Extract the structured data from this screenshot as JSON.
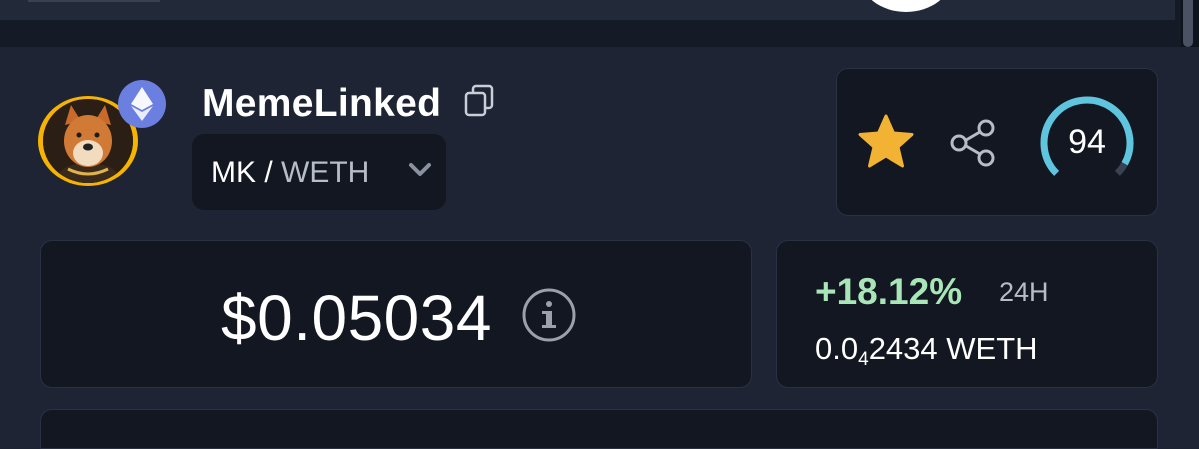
{
  "token": {
    "name": "MemeLinked",
    "pair_base": "MK",
    "pair_separator": " / ",
    "pair_quote": "WETH",
    "chain_icon": "ethereum-icon"
  },
  "actions": {
    "favorite_icon": "star-icon",
    "share_icon": "share-icon",
    "score": "94",
    "score_fraction": 0.94
  },
  "price": {
    "usd": "$0.05034",
    "info_icon": "info-icon"
  },
  "change": {
    "percent": "+18.12%",
    "period": "24H",
    "weth_prefix": "0.0",
    "weth_zero_count": "4",
    "weth_digits": "2434",
    "weth_unit": " WETH"
  },
  "colors": {
    "positive": "#a8e6b8",
    "gauge": "#5fc4dd",
    "star": "#f2b234",
    "badge": "#6b7fe0"
  }
}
--*--
> AIM:
In the copy, include no pictures; restate the listing above exactly.

> SOLVED PROBLEM:
Extract the structured data from this screenshot as JSON.
{
  "token": {
    "name": "MemeLinked",
    "pair_base": "MK",
    "pair_separator": " / ",
    "pair_quote": "WETH",
    "chain_icon": "ethereum-icon"
  },
  "actions": {
    "favorite_icon": "star-icon",
    "share_icon": "share-icon",
    "score": "94",
    "score_fraction": 0.94
  },
  "price": {
    "usd": "$0.05034",
    "info_icon": "info-icon"
  },
  "change": {
    "percent": "+18.12%",
    "period": "24H",
    "weth_prefix": "0.0",
    "weth_zero_count": "4",
    "weth_digits": "2434",
    "weth_unit": " WETH"
  },
  "colors": {
    "positive": "#a8e6b8",
    "gauge": "#5fc4dd",
    "star": "#f2b234",
    "badge": "#6b7fe0"
  }
}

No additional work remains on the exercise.